Show every line containing "Level" by copying it.

───── EXERCISE INPUT ─────

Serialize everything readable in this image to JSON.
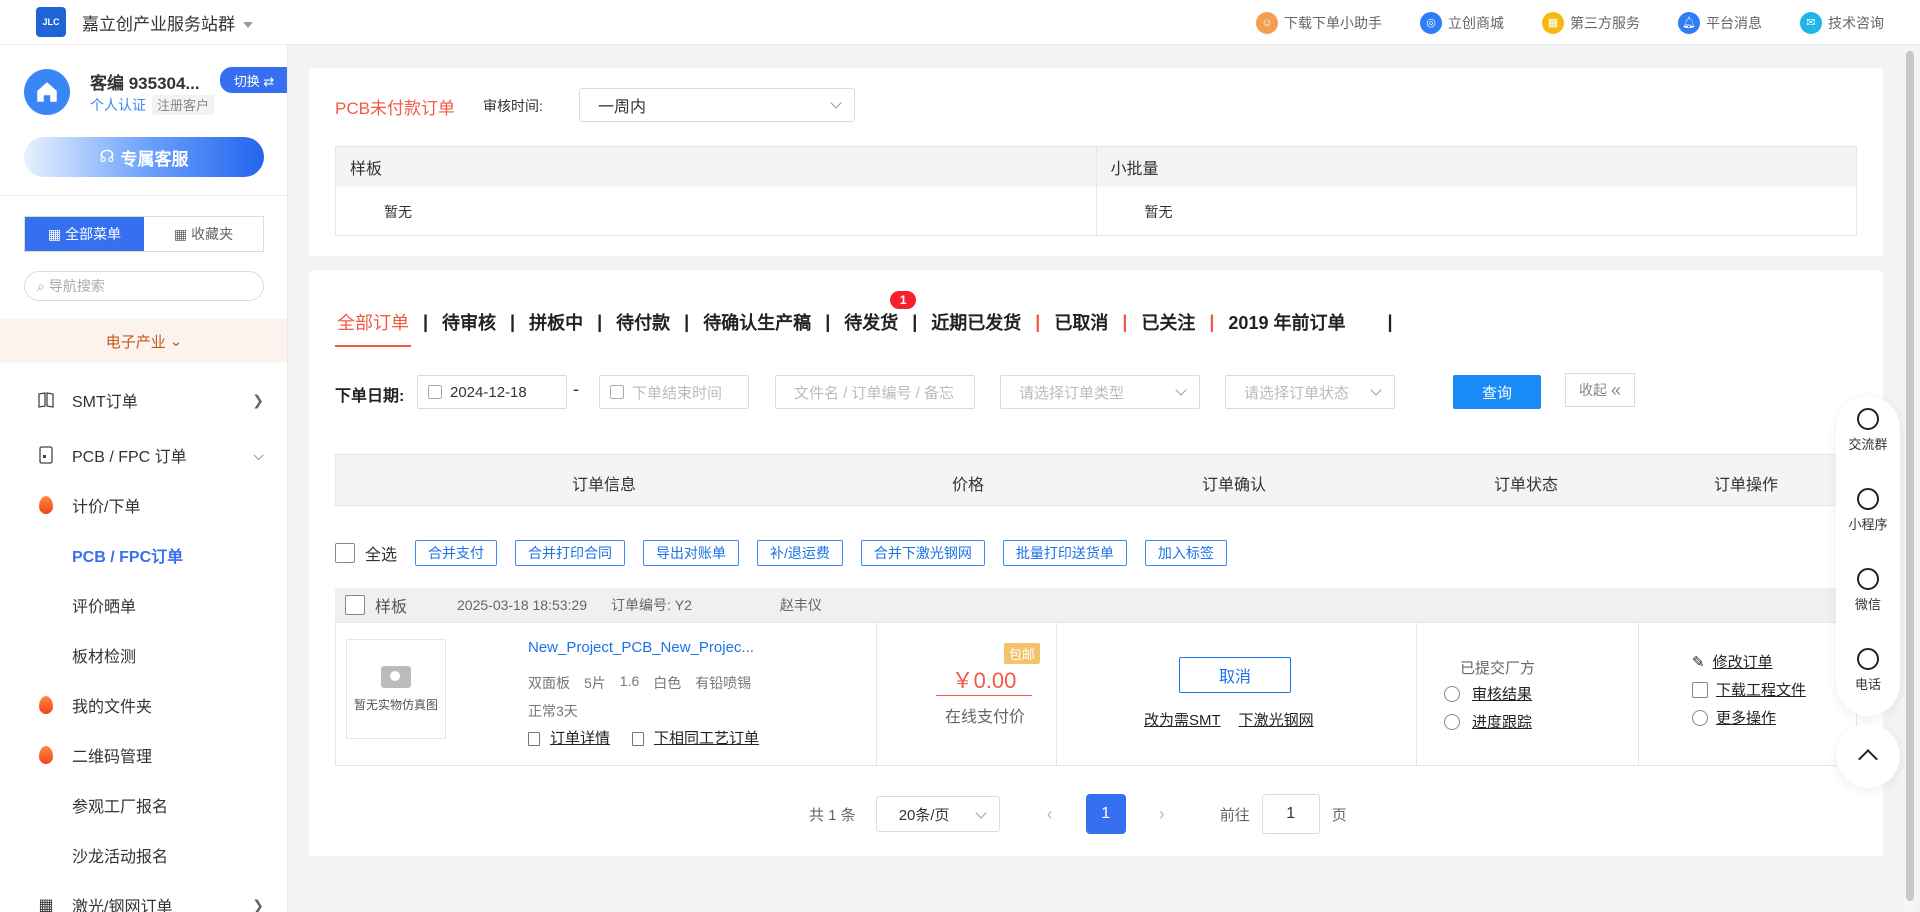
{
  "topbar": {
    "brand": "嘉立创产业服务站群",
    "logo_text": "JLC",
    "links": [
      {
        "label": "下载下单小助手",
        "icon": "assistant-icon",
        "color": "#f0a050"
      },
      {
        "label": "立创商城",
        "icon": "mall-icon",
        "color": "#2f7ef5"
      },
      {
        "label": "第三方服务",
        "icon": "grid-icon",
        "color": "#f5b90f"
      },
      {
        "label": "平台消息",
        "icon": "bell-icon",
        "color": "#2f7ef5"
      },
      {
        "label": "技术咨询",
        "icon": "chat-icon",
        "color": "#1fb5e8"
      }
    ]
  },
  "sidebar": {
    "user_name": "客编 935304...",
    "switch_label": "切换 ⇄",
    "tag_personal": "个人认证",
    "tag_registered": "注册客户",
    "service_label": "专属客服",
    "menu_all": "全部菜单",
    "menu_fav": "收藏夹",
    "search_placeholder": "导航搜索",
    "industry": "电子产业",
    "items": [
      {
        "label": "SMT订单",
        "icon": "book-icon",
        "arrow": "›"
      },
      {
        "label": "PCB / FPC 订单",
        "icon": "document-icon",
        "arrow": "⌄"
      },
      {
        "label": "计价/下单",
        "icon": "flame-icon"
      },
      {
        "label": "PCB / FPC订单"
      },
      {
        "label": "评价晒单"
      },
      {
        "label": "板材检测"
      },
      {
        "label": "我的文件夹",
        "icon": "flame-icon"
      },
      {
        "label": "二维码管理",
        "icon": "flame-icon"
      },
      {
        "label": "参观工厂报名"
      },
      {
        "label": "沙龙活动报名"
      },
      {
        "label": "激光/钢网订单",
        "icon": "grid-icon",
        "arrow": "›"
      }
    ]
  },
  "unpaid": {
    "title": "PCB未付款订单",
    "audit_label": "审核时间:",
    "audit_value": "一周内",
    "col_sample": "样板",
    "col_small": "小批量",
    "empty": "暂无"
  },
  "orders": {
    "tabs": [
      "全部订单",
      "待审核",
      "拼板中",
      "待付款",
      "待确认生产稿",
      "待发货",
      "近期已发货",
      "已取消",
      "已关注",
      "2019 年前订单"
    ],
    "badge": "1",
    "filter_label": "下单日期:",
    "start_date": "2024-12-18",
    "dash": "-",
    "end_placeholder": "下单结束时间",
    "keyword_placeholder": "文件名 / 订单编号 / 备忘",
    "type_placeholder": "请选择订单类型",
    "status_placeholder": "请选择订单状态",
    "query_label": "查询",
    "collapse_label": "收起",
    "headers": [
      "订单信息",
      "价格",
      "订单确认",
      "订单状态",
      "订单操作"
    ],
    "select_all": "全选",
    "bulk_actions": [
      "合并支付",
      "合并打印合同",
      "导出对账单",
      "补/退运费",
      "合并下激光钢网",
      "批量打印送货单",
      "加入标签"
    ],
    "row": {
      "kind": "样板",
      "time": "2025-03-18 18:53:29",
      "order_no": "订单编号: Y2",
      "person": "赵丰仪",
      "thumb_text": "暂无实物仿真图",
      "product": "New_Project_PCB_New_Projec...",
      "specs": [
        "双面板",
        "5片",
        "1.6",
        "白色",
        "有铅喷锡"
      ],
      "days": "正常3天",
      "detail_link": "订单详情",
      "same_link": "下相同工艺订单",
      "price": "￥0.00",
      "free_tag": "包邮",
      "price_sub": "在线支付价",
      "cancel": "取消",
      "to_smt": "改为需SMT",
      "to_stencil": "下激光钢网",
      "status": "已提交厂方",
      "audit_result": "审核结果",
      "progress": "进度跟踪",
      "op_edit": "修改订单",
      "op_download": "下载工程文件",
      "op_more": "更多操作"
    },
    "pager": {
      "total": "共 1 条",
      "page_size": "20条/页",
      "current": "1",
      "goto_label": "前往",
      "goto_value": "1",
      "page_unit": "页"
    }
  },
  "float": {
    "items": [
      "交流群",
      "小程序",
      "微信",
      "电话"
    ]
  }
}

─────
───── EXERCISE INPUT ─────

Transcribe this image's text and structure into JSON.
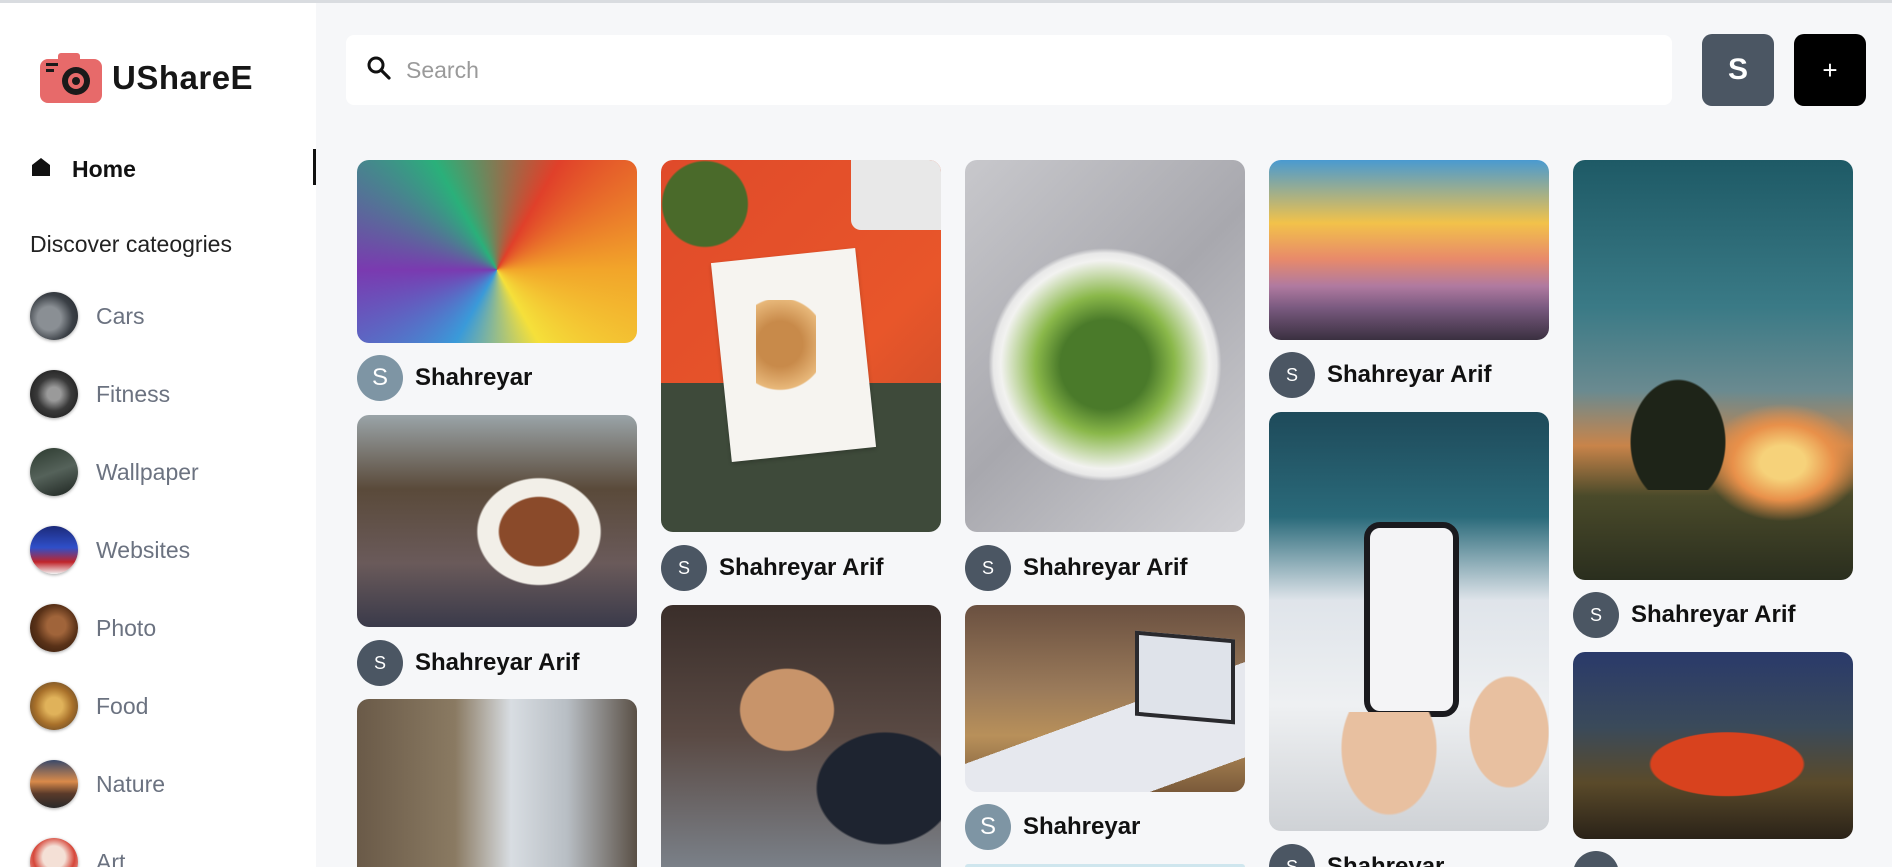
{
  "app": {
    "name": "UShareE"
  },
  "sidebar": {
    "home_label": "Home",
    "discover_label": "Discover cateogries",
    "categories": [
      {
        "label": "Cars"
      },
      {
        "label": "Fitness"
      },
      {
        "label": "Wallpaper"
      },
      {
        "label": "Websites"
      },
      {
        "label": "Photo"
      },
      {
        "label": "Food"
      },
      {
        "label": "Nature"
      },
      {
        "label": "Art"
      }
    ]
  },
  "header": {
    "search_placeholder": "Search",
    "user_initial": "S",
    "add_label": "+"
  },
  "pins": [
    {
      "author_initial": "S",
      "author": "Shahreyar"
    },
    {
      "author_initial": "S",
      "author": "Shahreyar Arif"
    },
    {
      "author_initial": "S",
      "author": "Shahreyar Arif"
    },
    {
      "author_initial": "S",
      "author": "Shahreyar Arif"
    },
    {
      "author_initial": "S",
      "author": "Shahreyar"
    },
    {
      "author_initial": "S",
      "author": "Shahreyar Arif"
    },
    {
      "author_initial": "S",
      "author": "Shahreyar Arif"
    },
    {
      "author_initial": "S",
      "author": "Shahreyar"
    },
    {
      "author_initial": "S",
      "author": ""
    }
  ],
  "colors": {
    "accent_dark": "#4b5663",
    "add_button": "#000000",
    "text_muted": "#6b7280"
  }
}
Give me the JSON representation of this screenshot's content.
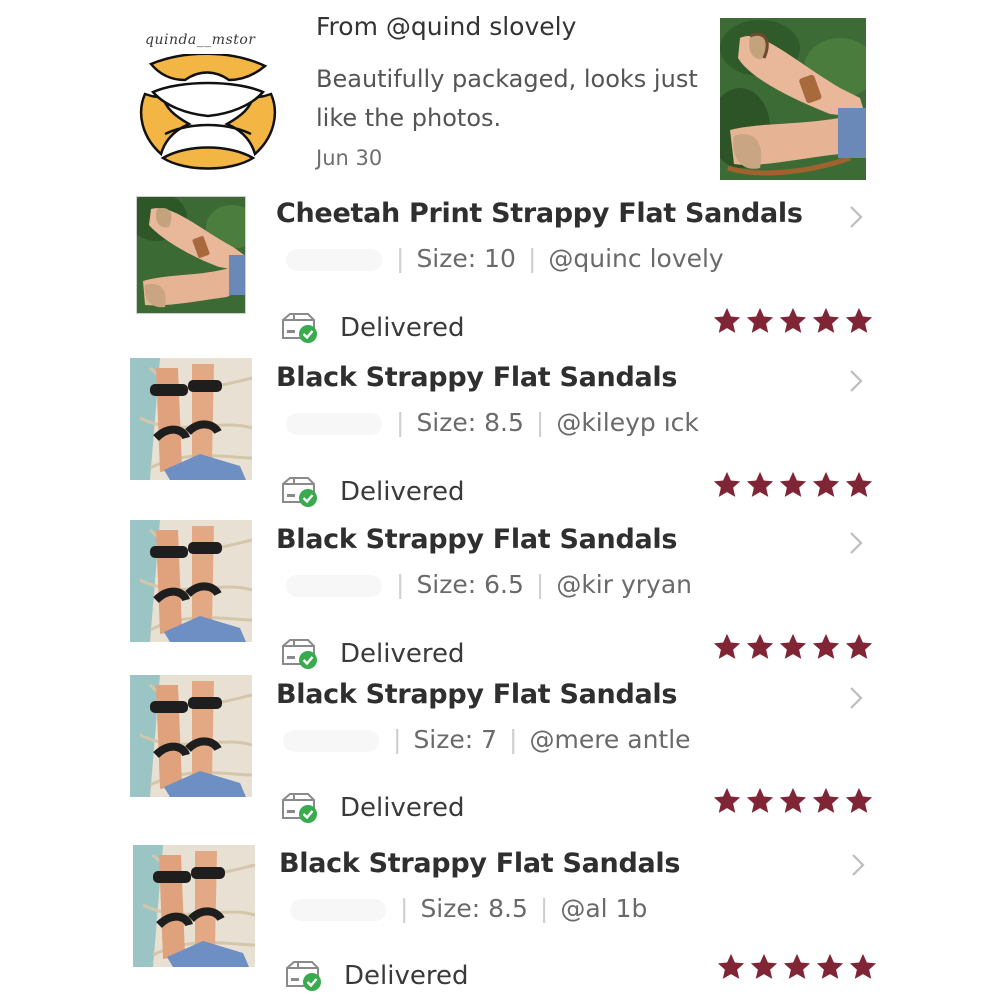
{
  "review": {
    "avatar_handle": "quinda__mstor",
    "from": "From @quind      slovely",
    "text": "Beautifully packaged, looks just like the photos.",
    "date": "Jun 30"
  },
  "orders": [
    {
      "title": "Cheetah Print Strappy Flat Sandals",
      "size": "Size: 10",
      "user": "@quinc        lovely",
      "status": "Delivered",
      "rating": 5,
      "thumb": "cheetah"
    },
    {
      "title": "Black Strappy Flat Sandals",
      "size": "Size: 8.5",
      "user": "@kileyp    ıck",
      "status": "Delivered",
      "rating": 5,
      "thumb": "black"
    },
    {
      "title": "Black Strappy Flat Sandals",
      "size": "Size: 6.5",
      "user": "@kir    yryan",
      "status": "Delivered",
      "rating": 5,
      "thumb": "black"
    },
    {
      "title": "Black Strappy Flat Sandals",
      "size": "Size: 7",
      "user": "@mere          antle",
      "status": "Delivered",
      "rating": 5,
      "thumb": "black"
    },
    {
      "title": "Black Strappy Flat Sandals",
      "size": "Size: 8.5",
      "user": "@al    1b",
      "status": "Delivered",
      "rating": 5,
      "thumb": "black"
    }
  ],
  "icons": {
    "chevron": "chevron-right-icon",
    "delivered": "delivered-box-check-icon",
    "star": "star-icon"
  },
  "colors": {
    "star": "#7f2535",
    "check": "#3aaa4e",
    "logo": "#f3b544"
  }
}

─────
───── EXERCISE INPUT ─────

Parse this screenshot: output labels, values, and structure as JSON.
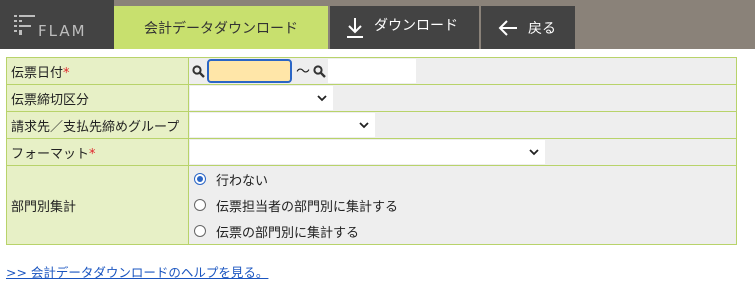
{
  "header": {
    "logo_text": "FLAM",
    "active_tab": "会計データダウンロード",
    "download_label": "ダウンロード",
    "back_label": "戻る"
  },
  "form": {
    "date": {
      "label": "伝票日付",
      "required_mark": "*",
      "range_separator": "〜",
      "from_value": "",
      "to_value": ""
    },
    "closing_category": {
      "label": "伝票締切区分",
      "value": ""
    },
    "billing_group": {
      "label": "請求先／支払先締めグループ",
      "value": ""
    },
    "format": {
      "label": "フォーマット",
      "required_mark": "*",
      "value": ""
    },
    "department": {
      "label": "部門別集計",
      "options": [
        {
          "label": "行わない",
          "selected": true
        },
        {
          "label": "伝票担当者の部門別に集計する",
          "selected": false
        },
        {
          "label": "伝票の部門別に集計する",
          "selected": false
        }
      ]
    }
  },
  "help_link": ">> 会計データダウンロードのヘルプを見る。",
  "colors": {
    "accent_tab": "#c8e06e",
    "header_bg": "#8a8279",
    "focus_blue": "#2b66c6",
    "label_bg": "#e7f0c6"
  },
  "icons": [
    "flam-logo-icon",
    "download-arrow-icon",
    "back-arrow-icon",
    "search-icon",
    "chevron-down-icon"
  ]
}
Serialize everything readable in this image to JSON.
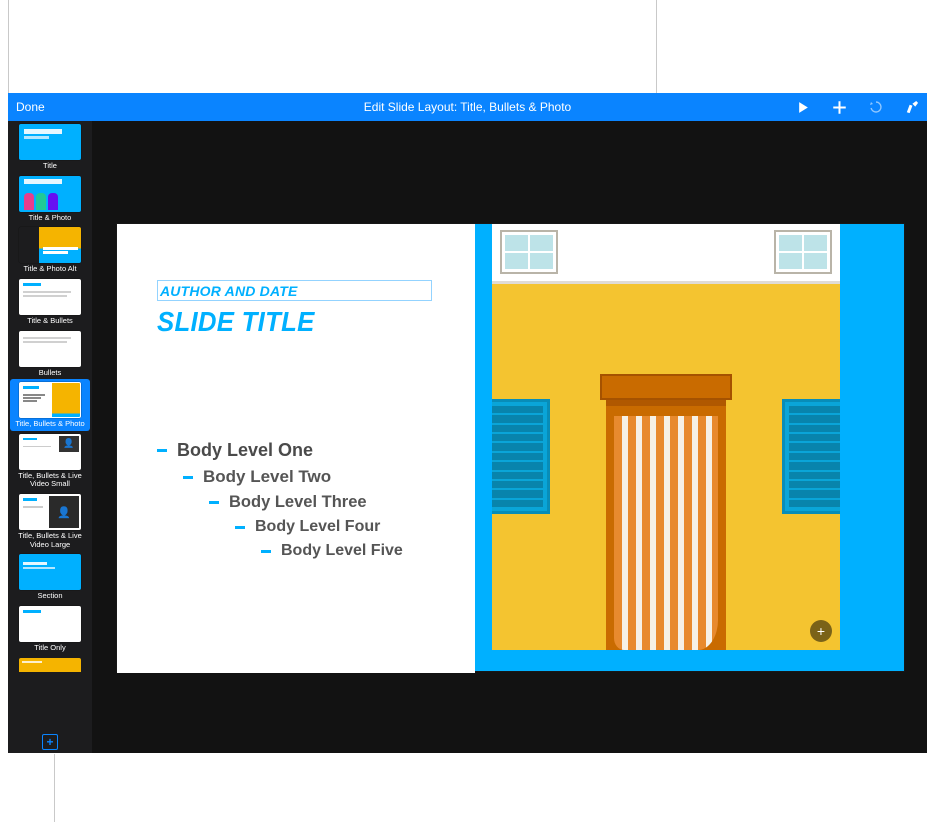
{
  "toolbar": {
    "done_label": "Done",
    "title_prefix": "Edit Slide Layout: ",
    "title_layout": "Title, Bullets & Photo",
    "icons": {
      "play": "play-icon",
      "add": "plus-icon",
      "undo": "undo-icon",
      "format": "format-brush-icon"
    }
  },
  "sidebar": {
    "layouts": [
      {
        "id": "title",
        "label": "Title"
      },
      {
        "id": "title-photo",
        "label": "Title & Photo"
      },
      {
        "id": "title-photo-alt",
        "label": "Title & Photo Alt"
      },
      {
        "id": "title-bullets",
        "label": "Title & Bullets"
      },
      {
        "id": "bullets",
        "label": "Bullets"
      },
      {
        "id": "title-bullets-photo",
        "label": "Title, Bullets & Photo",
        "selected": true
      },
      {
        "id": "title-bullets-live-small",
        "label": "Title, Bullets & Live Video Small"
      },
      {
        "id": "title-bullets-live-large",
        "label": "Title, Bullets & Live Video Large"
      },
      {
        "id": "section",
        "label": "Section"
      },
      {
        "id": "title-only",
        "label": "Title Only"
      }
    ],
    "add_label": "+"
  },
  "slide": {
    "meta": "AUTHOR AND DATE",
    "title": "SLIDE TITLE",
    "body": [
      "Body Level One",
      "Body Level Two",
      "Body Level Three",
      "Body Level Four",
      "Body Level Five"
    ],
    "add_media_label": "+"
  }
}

─────

**WORKED SOLUTION**
      "Body Level One",
      "Body Level Two",
      "Body Level Three",
      "Body Level Four",
      "Body Level Five"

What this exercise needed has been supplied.